__Supplied material__:
^^^^

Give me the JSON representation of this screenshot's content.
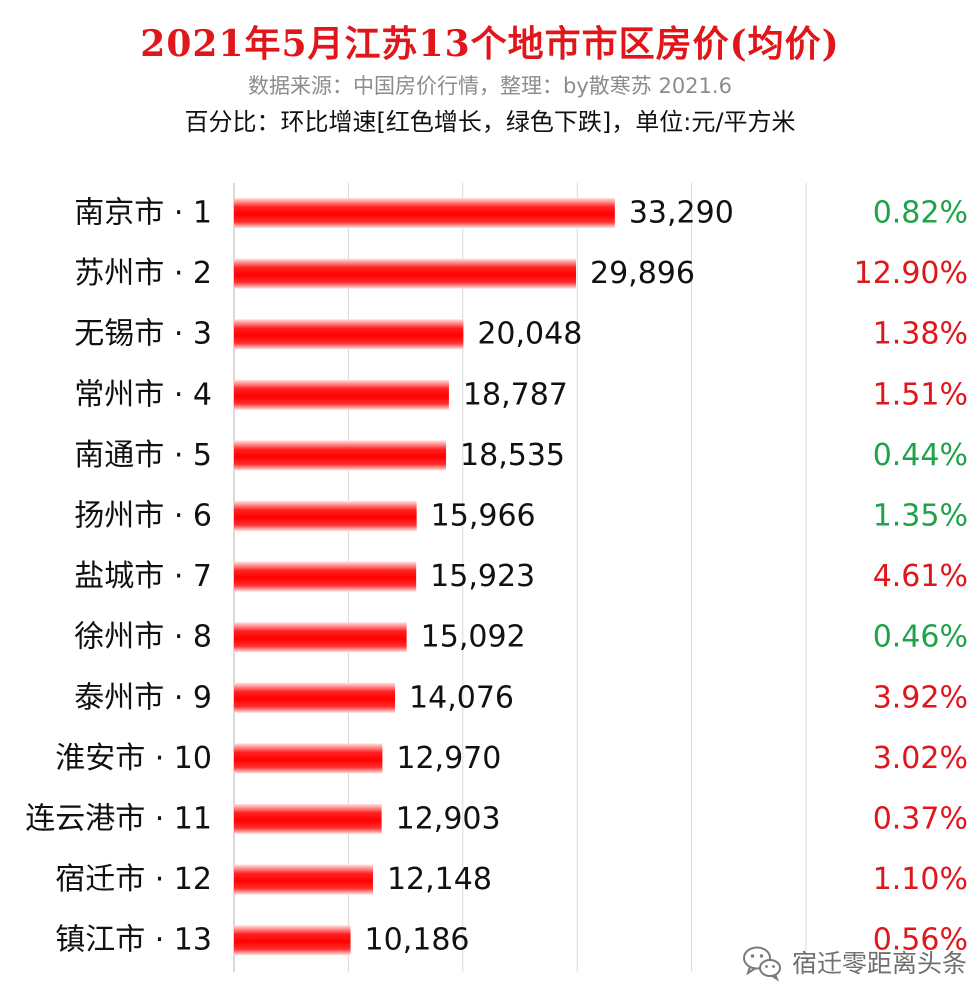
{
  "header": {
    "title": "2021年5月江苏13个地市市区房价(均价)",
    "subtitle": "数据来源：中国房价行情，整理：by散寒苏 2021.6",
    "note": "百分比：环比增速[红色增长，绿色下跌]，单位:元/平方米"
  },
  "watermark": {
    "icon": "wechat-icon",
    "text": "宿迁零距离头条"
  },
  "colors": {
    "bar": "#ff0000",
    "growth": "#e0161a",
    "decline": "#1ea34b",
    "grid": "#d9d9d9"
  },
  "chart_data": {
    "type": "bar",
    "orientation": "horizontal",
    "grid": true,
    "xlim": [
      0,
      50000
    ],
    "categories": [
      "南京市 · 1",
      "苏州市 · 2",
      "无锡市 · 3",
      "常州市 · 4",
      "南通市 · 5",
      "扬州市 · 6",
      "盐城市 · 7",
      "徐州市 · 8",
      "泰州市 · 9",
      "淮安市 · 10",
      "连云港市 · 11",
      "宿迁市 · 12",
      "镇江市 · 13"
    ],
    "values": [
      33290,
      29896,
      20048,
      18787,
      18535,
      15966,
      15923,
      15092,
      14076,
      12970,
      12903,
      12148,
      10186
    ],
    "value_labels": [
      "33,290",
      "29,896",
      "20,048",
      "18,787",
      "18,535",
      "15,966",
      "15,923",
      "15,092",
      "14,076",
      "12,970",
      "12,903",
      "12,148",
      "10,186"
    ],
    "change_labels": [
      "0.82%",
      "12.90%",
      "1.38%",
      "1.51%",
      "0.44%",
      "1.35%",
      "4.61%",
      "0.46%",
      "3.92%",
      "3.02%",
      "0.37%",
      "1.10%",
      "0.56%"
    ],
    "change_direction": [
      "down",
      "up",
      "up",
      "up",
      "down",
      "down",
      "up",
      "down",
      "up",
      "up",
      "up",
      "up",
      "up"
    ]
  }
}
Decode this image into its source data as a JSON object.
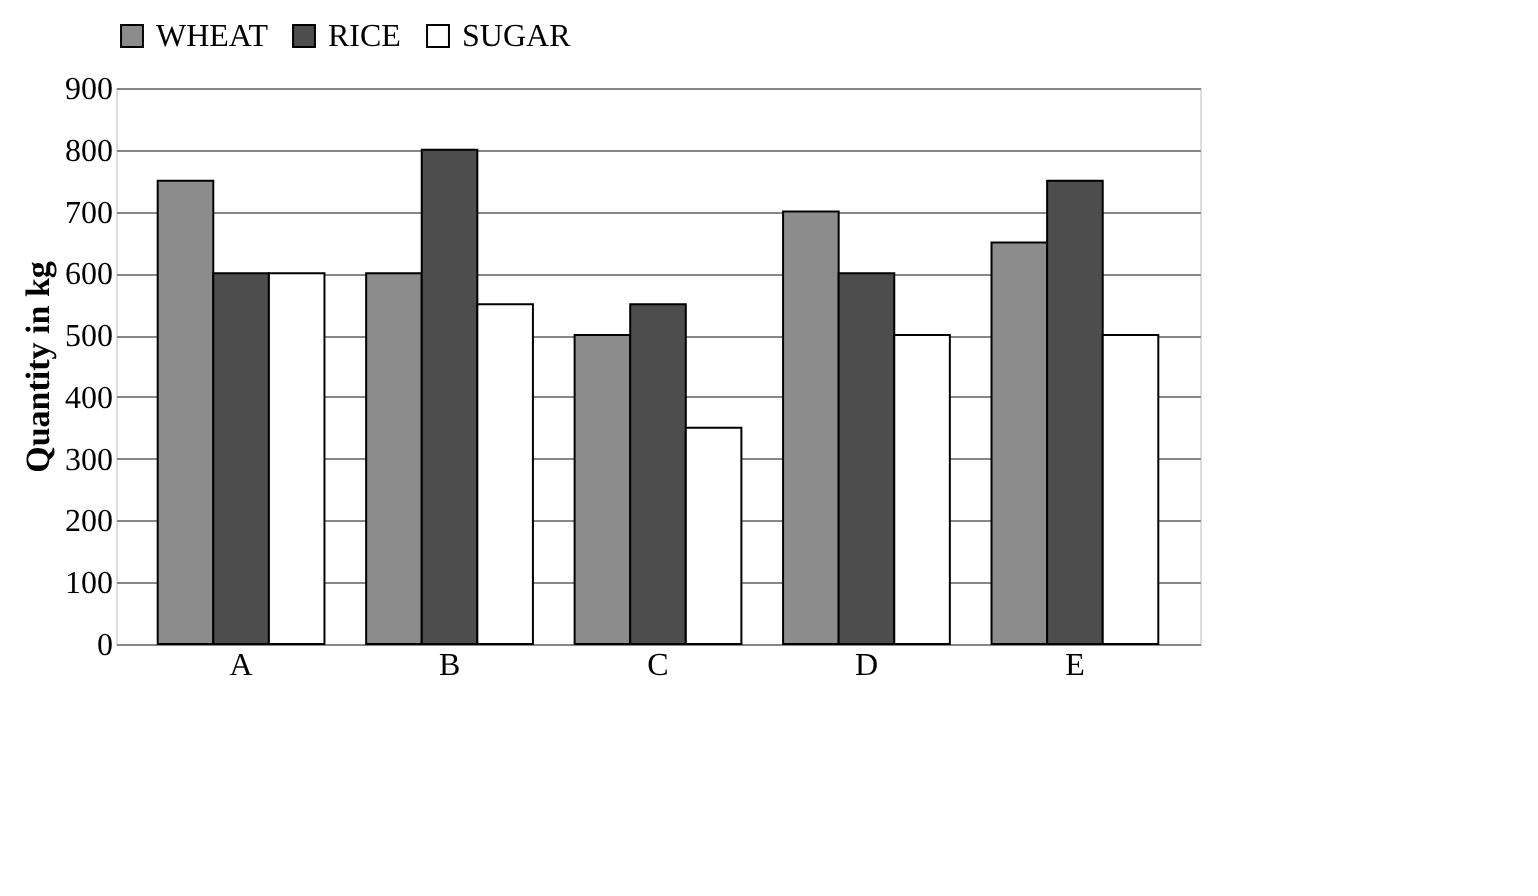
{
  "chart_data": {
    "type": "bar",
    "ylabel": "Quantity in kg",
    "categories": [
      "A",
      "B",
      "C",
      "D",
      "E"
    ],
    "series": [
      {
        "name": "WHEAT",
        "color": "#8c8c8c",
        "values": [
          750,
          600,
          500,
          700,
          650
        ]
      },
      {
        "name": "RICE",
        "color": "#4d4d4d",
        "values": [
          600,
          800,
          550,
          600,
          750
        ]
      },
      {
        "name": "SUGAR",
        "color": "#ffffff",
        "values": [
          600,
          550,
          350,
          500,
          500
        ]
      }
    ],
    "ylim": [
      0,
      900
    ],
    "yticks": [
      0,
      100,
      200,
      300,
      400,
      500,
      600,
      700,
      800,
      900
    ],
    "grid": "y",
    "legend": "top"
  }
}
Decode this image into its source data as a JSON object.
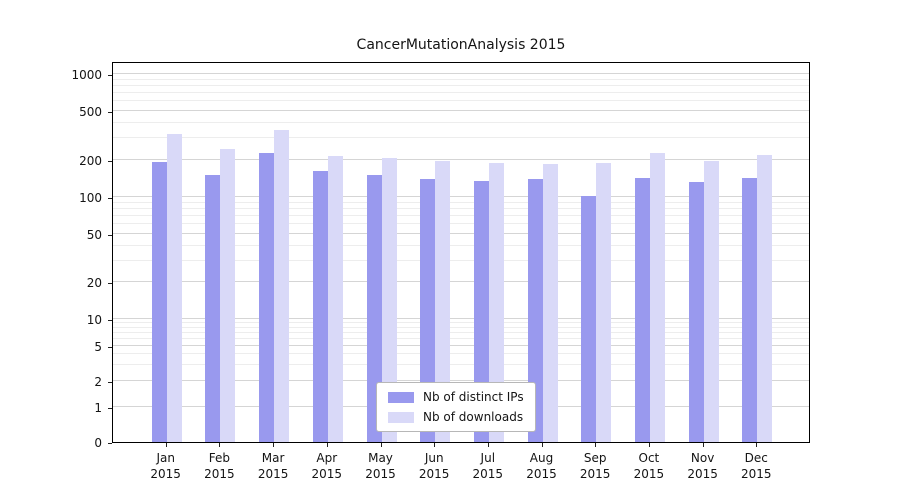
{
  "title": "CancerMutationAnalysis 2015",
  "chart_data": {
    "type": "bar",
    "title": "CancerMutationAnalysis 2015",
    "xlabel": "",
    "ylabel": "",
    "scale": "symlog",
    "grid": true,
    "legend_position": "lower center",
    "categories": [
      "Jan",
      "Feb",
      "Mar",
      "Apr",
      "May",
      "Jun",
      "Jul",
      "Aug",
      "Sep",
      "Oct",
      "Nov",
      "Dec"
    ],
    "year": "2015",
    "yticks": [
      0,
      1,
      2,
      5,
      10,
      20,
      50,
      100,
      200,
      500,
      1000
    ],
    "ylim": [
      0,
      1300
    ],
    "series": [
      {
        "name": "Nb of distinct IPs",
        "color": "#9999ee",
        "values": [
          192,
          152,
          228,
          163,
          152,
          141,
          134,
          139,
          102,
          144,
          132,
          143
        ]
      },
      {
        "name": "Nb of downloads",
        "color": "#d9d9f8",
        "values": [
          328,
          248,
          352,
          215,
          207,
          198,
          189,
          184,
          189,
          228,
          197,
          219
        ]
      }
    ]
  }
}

^^^^

__Objective__:
Write out the whole listing again, exactly, with no pictures.

__Reply__:
Give me the JSON representation of this screenshot's content.
{
  "header": {
    "title": "2021年5月江苏13个地市市区房价(均价)",
    "subtitle": "数据来源：中国房价行情，整理：by散寒苏 2021.6",
    "note": "百分比：环比增速[红色增长，绿色下跌]，单位:元/平方米"
  },
  "watermark": {
    "icon": "wechat-icon",
    "text": "宿迁零距离头条"
  },
  "colors": {
    "bar": "#ff0000",
    "growth": "#e0161a",
    "decline": "#1ea34b",
    "grid": "#d9d9d9"
  },
  "chart_data": {
    "type": "bar",
    "orientation": "horizontal",
    "grid": true,
    "xlim": [
      0,
      50000
    ],
    "categories": [
      "南京市 · 1",
      "苏州市 · 2",
      "无锡市 · 3",
      "常州市 · 4",
      "南通市 · 5",
      "扬州市 · 6",
      "盐城市 · 7",
      "徐州市 · 8",
      "泰州市 · 9",
      "淮安市 · 10",
      "连云港市 · 11",
      "宿迁市 · 12",
      "镇江市 · 13"
    ],
    "values": [
      33290,
      29896,
      20048,
      18787,
      18535,
      15966,
      15923,
      15092,
      14076,
      12970,
      12903,
      12148,
      10186
    ],
    "value_labels": [
      "33,290",
      "29,896",
      "20,048",
      "18,787",
      "18,535",
      "15,966",
      "15,923",
      "15,092",
      "14,076",
      "12,970",
      "12,903",
      "12,148",
      "10,186"
    ],
    "change_labels": [
      "0.82%",
      "12.90%",
      "1.38%",
      "1.51%",
      "0.44%",
      "1.35%",
      "4.61%",
      "0.46%",
      "3.92%",
      "3.02%",
      "0.37%",
      "1.10%",
      "0.56%"
    ],
    "change_direction": [
      "down",
      "up",
      "up",
      "up",
      "down",
      "down",
      "up",
      "down",
      "up",
      "up",
      "up",
      "up",
      "up"
    ]
  }
}
Decode this image into its source data as a JSON object.
{
  "chart_data": {
    "type": "bar",
    "ylabel": "Quantity in kg",
    "categories": [
      "A",
      "B",
      "C",
      "D",
      "E"
    ],
    "series": [
      {
        "name": "WHEAT",
        "color": "#8c8c8c",
        "values": [
          750,
          600,
          500,
          700,
          650
        ]
      },
      {
        "name": "RICE",
        "color": "#4d4d4d",
        "values": [
          600,
          800,
          550,
          600,
          750
        ]
      },
      {
        "name": "SUGAR",
        "color": "#ffffff",
        "values": [
          600,
          550,
          350,
          500,
          500
        ]
      }
    ],
    "ylim": [
      0,
      900
    ],
    "yticks": [
      0,
      100,
      200,
      300,
      400,
      500,
      600,
      700,
      800,
      900
    ],
    "grid": "y",
    "legend": "top"
  }
}
Decode this image into its source data as a JSON object.
{
  "title": "CancerMutationAnalysis 2015",
  "chart_data": {
    "type": "bar",
    "title": "CancerMutationAnalysis 2015",
    "xlabel": "",
    "ylabel": "",
    "scale": "symlog",
    "grid": true,
    "legend_position": "lower center",
    "categories": [
      "Jan",
      "Feb",
      "Mar",
      "Apr",
      "May",
      "Jun",
      "Jul",
      "Aug",
      "Sep",
      "Oct",
      "Nov",
      "Dec"
    ],
    "year": "2015",
    "yticks": [
      0,
      1,
      2,
      5,
      10,
      20,
      50,
      100,
      200,
      500,
      1000
    ],
    "ylim": [
      0,
      1300
    ],
    "series": [
      {
        "name": "Nb of distinct IPs",
        "color": "#9999ee",
        "values": [
          192,
          152,
          228,
          163,
          152,
          141,
          134,
          139,
          102,
          144,
          132,
          143
        ]
      },
      {
        "name": "Nb of downloads",
        "color": "#d9d9f8",
        "values": [
          328,
          248,
          352,
          215,
          207,
          198,
          189,
          184,
          189,
          228,
          197,
          219
        ]
      }
    ]
  }
}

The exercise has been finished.